[Goal of the exercise]
Without the pictures, repeat the listing character for character.

[Material for the task]
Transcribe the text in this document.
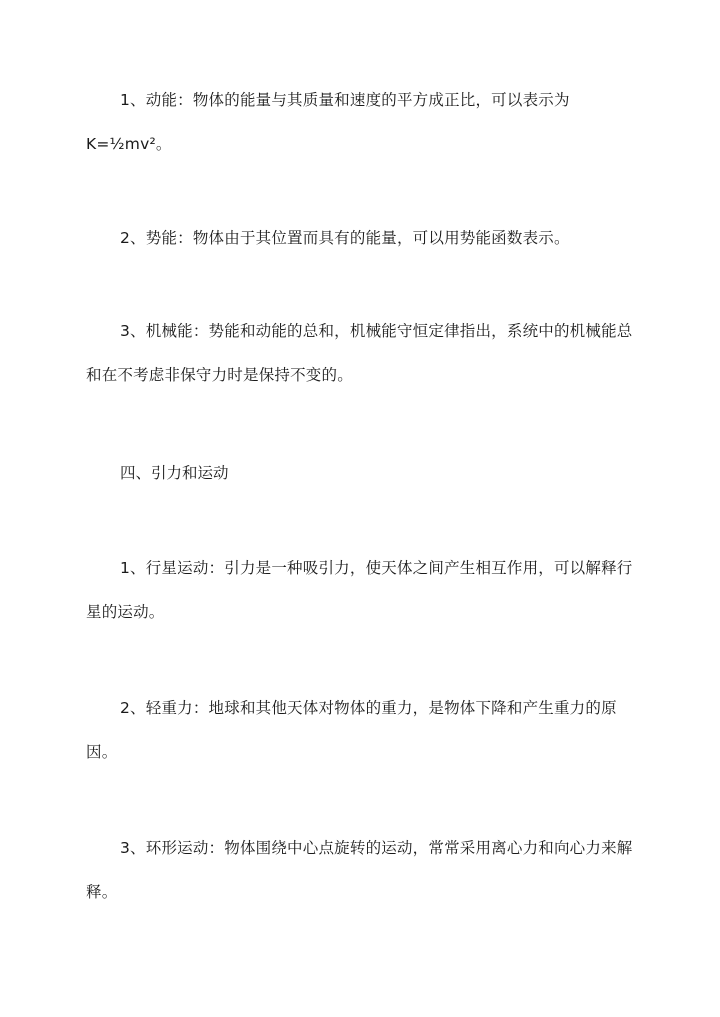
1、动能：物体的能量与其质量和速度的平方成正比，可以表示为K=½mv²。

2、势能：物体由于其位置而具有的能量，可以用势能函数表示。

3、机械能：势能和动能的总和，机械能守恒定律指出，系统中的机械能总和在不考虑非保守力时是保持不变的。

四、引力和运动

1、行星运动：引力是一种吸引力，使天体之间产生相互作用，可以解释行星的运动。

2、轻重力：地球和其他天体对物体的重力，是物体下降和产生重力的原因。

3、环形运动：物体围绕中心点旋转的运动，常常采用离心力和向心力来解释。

[Output for this exercise]
Transcribe the text in this document.
1、动能：物体的能量与其质量和速度的平方成正比，可以表示为K=½mv²。

2、势能：物体由于其位置而具有的能量，可以用势能函数表示。

3、机械能：势能和动能的总和，机械能守恒定律指出，系统中的机械能总和在不考虑非保守力时是保持不变的。

四、引力和运动

1、行星运动：引力是一种吸引力，使天体之间产生相互作用，可以解释行星的运动。

2、轻重力：地球和其他天体对物体的重力，是物体下降和产生重力的原因。

3、环形运动：物体围绕中心点旋转的运动，常常采用离心力和向心力来解释。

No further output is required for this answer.